(Data listing)
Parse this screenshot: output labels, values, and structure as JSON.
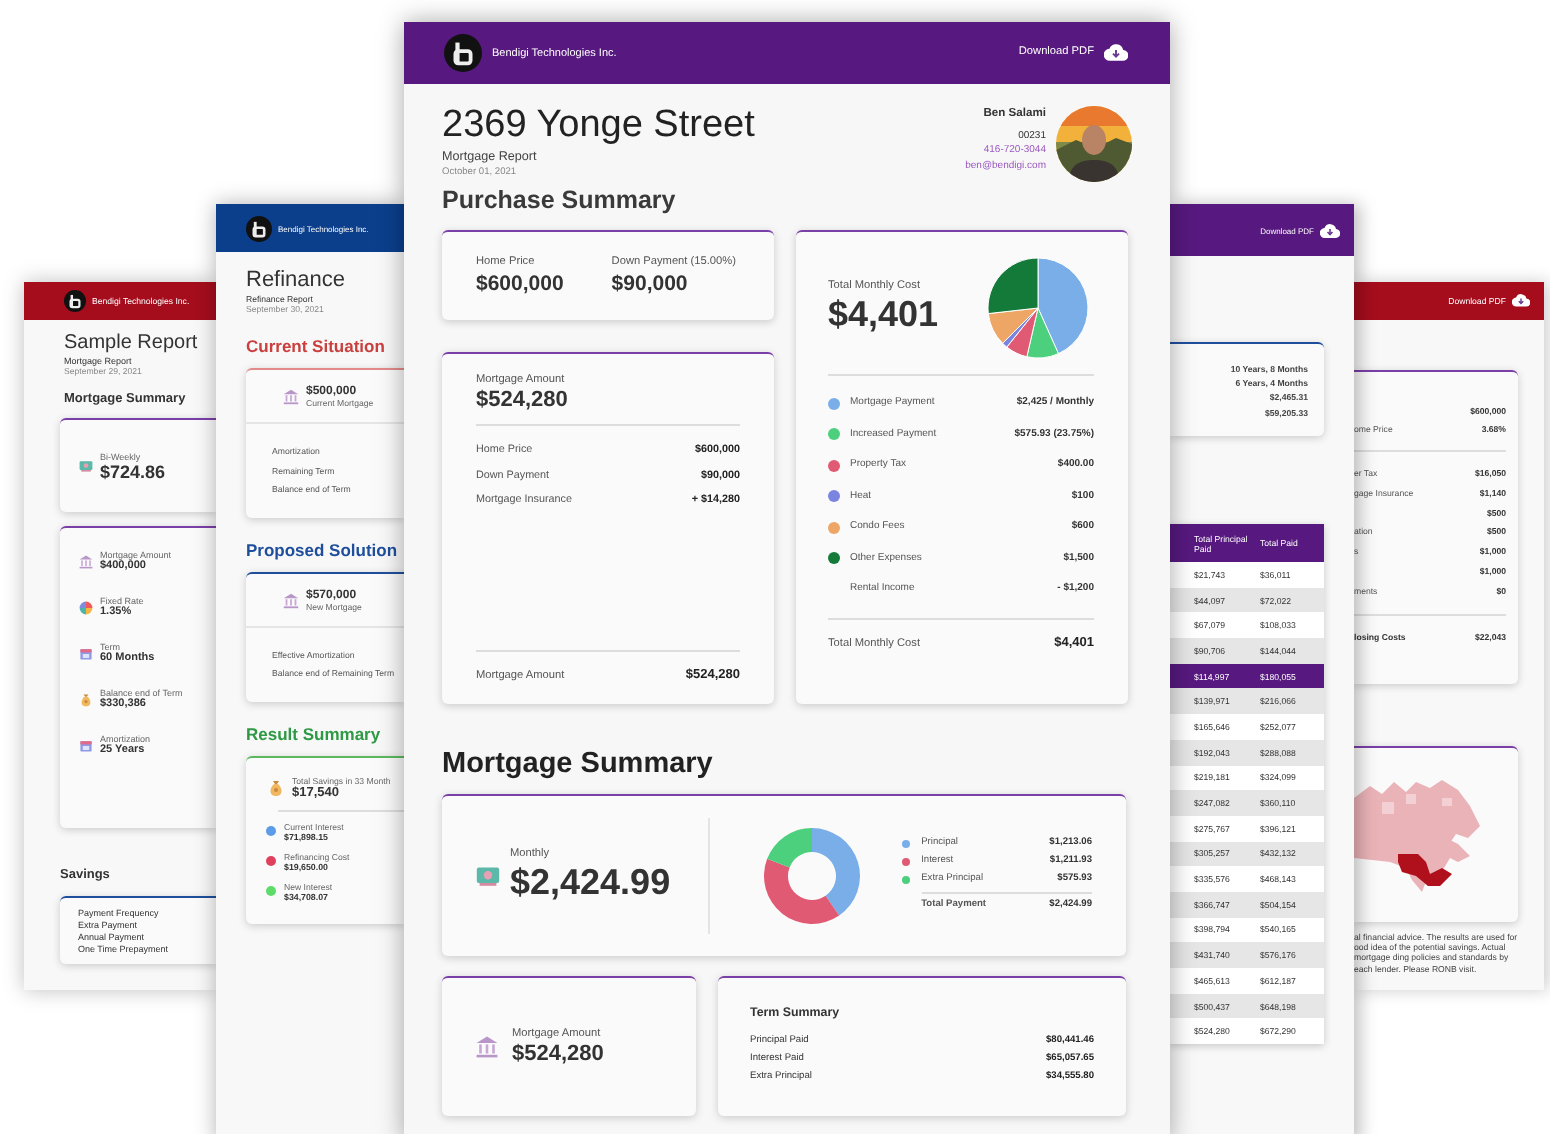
{
  "sample_report": {
    "company": "Bendigi Technologies Inc.",
    "title": "Sample Report",
    "subtitle": "Mortgage Report",
    "date": "September 29, 2021",
    "heading": "Mortgage Summary",
    "payment": {
      "label": "Bi-Weekly",
      "value": "$724.86"
    },
    "details": [
      {
        "label": "Mortgage Amount",
        "value": "$400,000"
      },
      {
        "label": "Fixed Rate",
        "value": "1.35%"
      },
      {
        "label": "Term",
        "value": "60 Months"
      },
      {
        "label": "Balance end of Term",
        "value": "$330,386"
      },
      {
        "label": "Amortization",
        "value": "25 Years"
      }
    ],
    "savings": {
      "heading": "Savings",
      "rows": [
        "Payment Frequency",
        "Extra Payment",
        "Annual Payment",
        "One Time Prepayment"
      ]
    }
  },
  "refinance_report": {
    "company": "Bendigi Technologies Inc.",
    "title": "Refinance",
    "subtitle": "Refinance Report",
    "date": "September 30, 2021",
    "sections": [
      {
        "kind": "current",
        "heading": "Current Situation",
        "amount": "$500,000",
        "amount_label": "Current Mortgage",
        "rows": [
          "Amortization",
          "Remaining Term",
          "Balance end of Term"
        ]
      },
      {
        "kind": "proposed",
        "heading": "Proposed Solution",
        "amount": "$570,000",
        "amount_label": "New Mortgage",
        "rows": [
          "Effective Amortization",
          "Balance end of Remaining Term"
        ]
      }
    ],
    "result": {
      "heading": "Result Summary",
      "label": "Total Savings in 33 Month",
      "value": "$17,540",
      "items": [
        {
          "label": "Current Interest",
          "value": "$71,898.15",
          "color": "#5b9be8"
        },
        {
          "label": "Refinancing Cost",
          "value": "$19,650.00",
          "color": "#e0405e"
        },
        {
          "label": "New Interest",
          "value": "$34,708.07",
          "color": "#5ddc6a"
        }
      ]
    }
  },
  "amortization_report": {
    "download": "Download PDF",
    "summary": [
      "10 Years, 8 Months",
      "6 Years, 4 Months",
      "$2,465.31",
      "$59,205.33"
    ],
    "table": {
      "columns": [
        "Total Principal Paid",
        "Total Paid"
      ],
      "rows": [
        {
          "cells": [
            "$21,743",
            "$36,011"
          ],
          "selected": false
        },
        {
          "cells": [
            "$44,097",
            "$72,022"
          ],
          "selected": false
        },
        {
          "cells": [
            "$67,079",
            "$108,033"
          ],
          "selected": false
        },
        {
          "cells": [
            "$90,706",
            "$144,044"
          ],
          "selected": false
        },
        {
          "cells": [
            "$114,997",
            "$180,055"
          ],
          "selected": true
        },
        {
          "cells": [
            "$139,971",
            "$216,066"
          ],
          "selected": false
        },
        {
          "cells": [
            "$165,646",
            "$252,077"
          ],
          "selected": false
        },
        {
          "cells": [
            "$192,043",
            "$288,088"
          ],
          "selected": false
        },
        {
          "cells": [
            "$219,181",
            "$324,099"
          ],
          "selected": false
        },
        {
          "cells": [
            "$247,082",
            "$360,110"
          ],
          "selected": false
        },
        {
          "cells": [
            "$275,767",
            "$396,121"
          ],
          "selected": false
        },
        {
          "cells": [
            "$305,257",
            "$432,132"
          ],
          "selected": false
        },
        {
          "cells": [
            "$335,576",
            "$468,143"
          ],
          "selected": false
        },
        {
          "cells": [
            "$366,747",
            "$504,154"
          ],
          "selected": false
        },
        {
          "cells": [
            "$398,794",
            "$540,165"
          ],
          "selected": false
        },
        {
          "cells": [
            "$431,740",
            "$576,176"
          ],
          "selected": false
        },
        {
          "cells": [
            "$465,613",
            "$612,187"
          ],
          "selected": false
        },
        {
          "cells": [
            "$500,437",
            "$648,198"
          ],
          "selected": false
        },
        {
          "cells": [
            "$524,280",
            "$672,290"
          ],
          "selected": false
        }
      ]
    }
  },
  "closing_costs_report": {
    "download": "Download PDF",
    "top_rows": [
      {
        "value": "$600,000"
      },
      {
        "label": "ome Price",
        "value": "3.68%"
      }
    ],
    "cost_rows": [
      {
        "label": "er Tax",
        "value": "$16,050"
      },
      {
        "label": "gage Insurance",
        "value": "$1,140"
      },
      {
        "value": "$500"
      },
      {
        "label": "ation",
        "value": "$500"
      },
      {
        "label": "s",
        "value": "$1,000"
      },
      {
        "value": "$1,000"
      },
      {
        "label": "ments",
        "value": "$0"
      }
    ],
    "total": {
      "label": "losing Costs",
      "value": "$22,043"
    },
    "disclaimer": "al financial advice. The results are used for ood idea of the potential savings. Actual mortgage ding policies and standards by each lender. Please RONB visit."
  },
  "main_report": {
    "company": "Bendigi Technologies Inc.",
    "download": "Download PDF",
    "title": "2369 Yonge Street",
    "subtitle": "Mortgage Report",
    "date": "October 01, 2021",
    "agent": {
      "name": "Ben Salami",
      "id": "00231",
      "phone": "416-720-3044",
      "email": "ben@bendigi.com"
    },
    "purchase_summary": {
      "heading": "Purchase Summary",
      "stats": [
        {
          "label": "Home Price",
          "value": "$600,000"
        },
        {
          "label": "Down Payment (15.00%)",
          "value": "$90,000"
        }
      ],
      "mortgage_card": {
        "label": "Mortgage Amount",
        "value": "$524,280",
        "rows": [
          {
            "label": "Home Price",
            "value": "$600,000"
          },
          {
            "label": "Down Payment",
            "value": "$90,000"
          },
          {
            "label": "Mortgage Insurance",
            "value": "+ $14,280"
          }
        ],
        "footer": {
          "label": "Mortgage Amount",
          "value": "$524,280"
        }
      },
      "monthly_cost": {
        "label": "Total Monthly Cost",
        "value": "$4,401",
        "chart_data": {
          "type": "pie",
          "categories": [
            "Mortgage Payment",
            "Increased Payment",
            "Property Tax",
            "Heat",
            "Condo Fees",
            "Other Expenses"
          ],
          "series": [
            {
              "values": [
                43.3,
                10.28,
                7.14,
                1.79,
                10.71,
                26.78
              ]
            }
          ]
        },
        "items": [
          {
            "amount": "$2,425 / Monthly",
            "color": "#7aaee8"
          },
          {
            "amount": "$575.93 (23.75%)",
            "color": "#4cd07d"
          },
          {
            "amount": "$400.00",
            "color": "#e05a74"
          },
          {
            "amount": "$100",
            "color": "#7b84e0"
          },
          {
            "amount": "$600",
            "color": "#eda665"
          },
          {
            "amount": "$1,500",
            "color": "#137a3a"
          }
        ],
        "rental_income": {
          "label": "Rental Income",
          "amount": "- $1,200"
        },
        "total": {
          "label": "Total Monthly Cost",
          "value": "$4,401"
        }
      }
    },
    "mortgage_summary": {
      "heading": "Mortgage Summary",
      "monthly": {
        "label": "Monthly",
        "value": "$2,424.99"
      },
      "chart_data": {
        "type": "donut",
        "categories": [
          "Principal",
          "Interest",
          "Extra Principal"
        ],
        "series": [
          {
            "values": [
              40.42,
              40.39,
              19.19
            ]
          }
        ]
      },
      "items": [
        {
          "amount": "$1,213.06",
          "color": "#7aaee8"
        },
        {
          "amount": "$1,211.93",
          "color": "#e05a74"
        },
        {
          "amount": "$575.93",
          "color": "#4cd07d"
        }
      ],
      "total": {
        "label": "Total Payment",
        "value": "$2,424.99"
      },
      "mortgage_amount": {
        "label": "Mortgage Amount",
        "value": "$524,280"
      },
      "term_summary": {
        "title": "Term Summary",
        "rows": [
          {
            "label": "Principal Paid",
            "value": "$80,441.46"
          },
          {
            "label": "Interest Paid",
            "value": "$65,057.65"
          },
          {
            "label": "Extra Principal",
            "value": "$34,555.80"
          }
        ]
      }
    }
  }
}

-- Challenge --
Pull out the lines above in which the word "values" appears.

-- Complete response --
Parse this screenshot: output labels, values, and structure as JSON.
              "values": [
            "values": [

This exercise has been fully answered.